* **Exercise requirements**
Pull out every line from the listing that has the word "text".

***** Information supplied

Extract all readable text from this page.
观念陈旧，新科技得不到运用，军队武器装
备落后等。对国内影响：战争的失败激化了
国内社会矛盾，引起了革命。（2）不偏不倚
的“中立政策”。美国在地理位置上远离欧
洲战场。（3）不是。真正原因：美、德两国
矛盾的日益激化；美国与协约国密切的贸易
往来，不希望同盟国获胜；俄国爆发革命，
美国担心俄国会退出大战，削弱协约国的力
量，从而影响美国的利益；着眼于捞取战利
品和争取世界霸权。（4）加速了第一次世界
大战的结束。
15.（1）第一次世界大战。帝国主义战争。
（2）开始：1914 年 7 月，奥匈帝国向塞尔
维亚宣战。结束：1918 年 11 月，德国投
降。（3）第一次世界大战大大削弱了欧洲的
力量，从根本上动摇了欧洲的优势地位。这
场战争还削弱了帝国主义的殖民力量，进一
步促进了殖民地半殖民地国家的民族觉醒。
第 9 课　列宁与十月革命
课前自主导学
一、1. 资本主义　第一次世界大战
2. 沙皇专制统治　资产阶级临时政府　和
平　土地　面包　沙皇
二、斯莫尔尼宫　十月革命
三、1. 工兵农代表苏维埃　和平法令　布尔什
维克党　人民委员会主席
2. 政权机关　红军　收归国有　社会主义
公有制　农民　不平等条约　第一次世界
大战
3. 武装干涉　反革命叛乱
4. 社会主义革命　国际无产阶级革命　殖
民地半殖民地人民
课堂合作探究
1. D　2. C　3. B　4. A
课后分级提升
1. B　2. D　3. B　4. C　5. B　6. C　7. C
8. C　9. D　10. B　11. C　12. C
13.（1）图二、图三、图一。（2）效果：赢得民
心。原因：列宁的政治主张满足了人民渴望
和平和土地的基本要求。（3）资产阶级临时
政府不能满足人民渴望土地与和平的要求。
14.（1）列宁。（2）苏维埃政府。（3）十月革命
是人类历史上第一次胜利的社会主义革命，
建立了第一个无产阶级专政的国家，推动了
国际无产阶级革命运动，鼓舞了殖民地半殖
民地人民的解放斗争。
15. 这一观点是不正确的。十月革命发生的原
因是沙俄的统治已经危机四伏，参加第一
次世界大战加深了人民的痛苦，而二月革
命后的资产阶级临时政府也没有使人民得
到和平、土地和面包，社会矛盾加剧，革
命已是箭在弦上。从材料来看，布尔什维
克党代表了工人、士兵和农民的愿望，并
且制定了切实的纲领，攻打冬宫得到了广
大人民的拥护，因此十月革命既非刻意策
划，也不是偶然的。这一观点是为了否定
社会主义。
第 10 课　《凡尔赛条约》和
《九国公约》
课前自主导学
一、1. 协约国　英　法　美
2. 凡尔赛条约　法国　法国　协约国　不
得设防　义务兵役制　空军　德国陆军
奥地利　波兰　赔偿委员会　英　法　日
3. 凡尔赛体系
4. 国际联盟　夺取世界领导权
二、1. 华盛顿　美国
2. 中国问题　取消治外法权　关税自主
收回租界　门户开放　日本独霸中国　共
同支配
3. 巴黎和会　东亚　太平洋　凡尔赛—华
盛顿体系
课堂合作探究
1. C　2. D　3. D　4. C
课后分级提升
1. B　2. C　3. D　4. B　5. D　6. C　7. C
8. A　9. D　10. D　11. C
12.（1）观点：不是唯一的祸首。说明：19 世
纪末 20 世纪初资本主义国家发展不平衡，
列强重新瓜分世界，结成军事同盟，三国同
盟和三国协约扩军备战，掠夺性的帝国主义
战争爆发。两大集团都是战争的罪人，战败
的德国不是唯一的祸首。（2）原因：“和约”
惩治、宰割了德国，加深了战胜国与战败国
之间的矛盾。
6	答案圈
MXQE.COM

**********
***** Information supplied

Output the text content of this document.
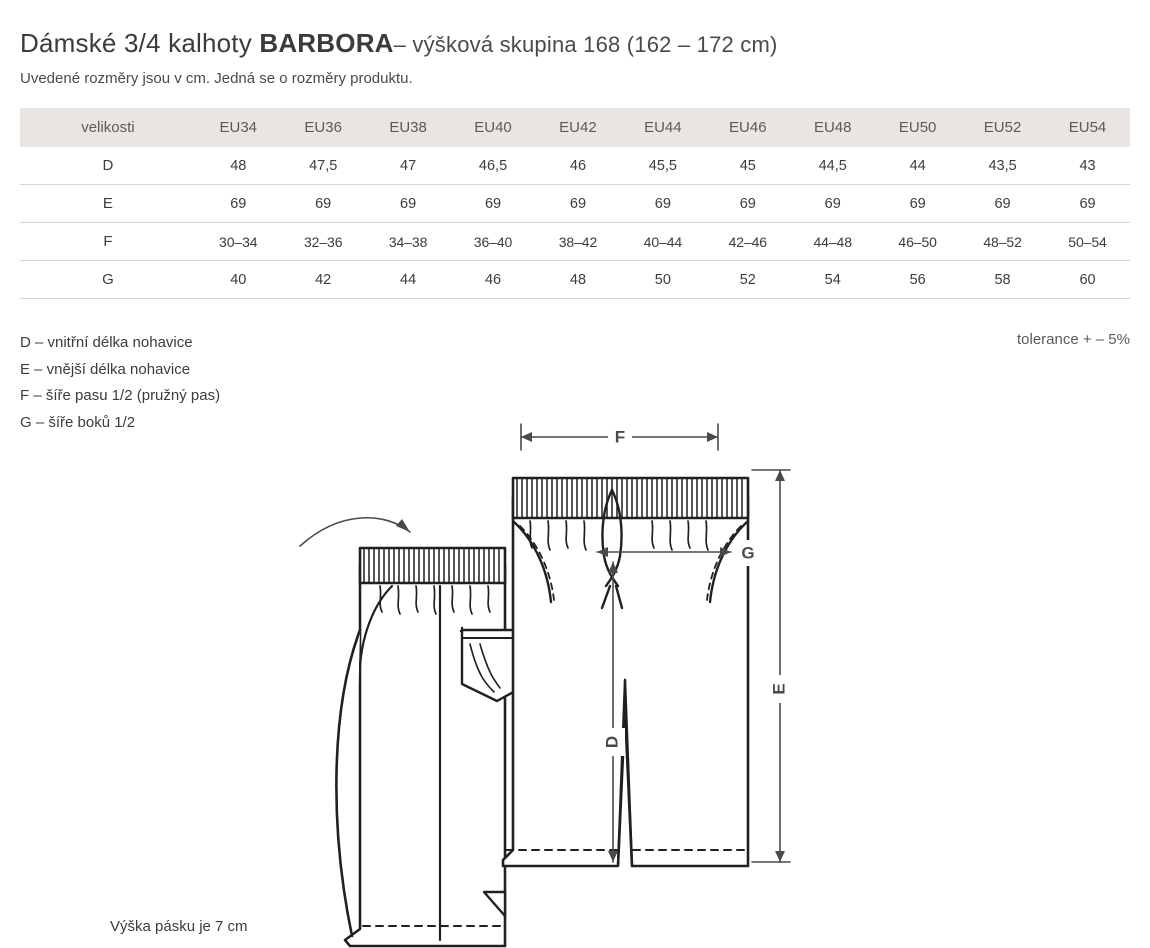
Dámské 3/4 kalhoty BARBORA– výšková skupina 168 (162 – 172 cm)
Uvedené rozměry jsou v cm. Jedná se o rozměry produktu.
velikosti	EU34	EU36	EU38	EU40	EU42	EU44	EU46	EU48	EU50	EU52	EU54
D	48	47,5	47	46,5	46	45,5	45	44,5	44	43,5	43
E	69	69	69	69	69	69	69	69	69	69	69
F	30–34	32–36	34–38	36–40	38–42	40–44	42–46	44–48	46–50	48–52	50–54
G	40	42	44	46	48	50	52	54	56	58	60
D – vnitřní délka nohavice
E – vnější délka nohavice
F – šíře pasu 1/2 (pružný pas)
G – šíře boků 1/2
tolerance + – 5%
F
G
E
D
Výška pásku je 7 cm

**********

* **Output for this exercise**
Extract all readable text from this page.
Output the text content of this document.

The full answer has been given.